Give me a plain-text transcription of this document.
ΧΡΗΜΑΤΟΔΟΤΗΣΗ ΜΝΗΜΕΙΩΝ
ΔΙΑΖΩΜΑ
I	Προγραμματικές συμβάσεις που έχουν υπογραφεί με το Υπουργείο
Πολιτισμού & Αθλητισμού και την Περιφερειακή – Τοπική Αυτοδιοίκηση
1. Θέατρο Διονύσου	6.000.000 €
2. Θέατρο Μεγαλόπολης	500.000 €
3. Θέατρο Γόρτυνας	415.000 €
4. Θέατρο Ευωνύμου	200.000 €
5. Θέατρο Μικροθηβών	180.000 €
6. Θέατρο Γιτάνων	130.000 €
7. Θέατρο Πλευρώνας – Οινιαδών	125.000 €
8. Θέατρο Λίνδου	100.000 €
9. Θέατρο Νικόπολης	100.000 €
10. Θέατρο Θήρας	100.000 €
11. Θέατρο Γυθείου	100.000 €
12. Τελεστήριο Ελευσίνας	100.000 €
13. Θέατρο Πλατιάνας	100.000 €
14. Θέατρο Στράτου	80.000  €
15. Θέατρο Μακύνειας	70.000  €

• [Task prompt]: Each line above must be printed exactly as it appears.

• [Task response]:
Give me a plain-text transcription of this document.
ΧΡΗΜΑΤΟΔΟΤΗΣΗ ΜΝΗΜΕΙΩΝ
ΔΙΑΖΩΜΑ
I	Προγραμματικές συμβάσεις που έχουν υπογραφεί με το Υπουργείο
Πολιτισμού & Αθλητισμού και την Περιφερειακή – Τοπική Αυτοδιοίκηση
1. Θέατρο Διονύσου	6.000.000 €
2. Θέατρο Μεγαλόπολης	500.000 €
3. Θέατρο Γόρτυνας	415.000 €
4. Θέατρο Ευωνύμου	200.000 €
5. Θέατρο Μικροθηβών	180.000 €
6. Θέατρο Γιτάνων	130.000 €
7. Θέατρο Πλευρώνας – Οινιαδών	125.000 €
8. Θέατρο Λίνδου	100.000 €
9. Θέατρο Νικόπολης	100.000 €
10. Θέατρο Θήρας	100.000 €
11. Θέατρο Γυθείου	100.000 €
12. Τελεστήριο Ελευσίνας	100.000 €
13. Θέατρο Πλατιάνας	100.000 €
14. Θέατρο Στράτου	80.000  €
15. Θέατρο Μακύνειας	70.000  €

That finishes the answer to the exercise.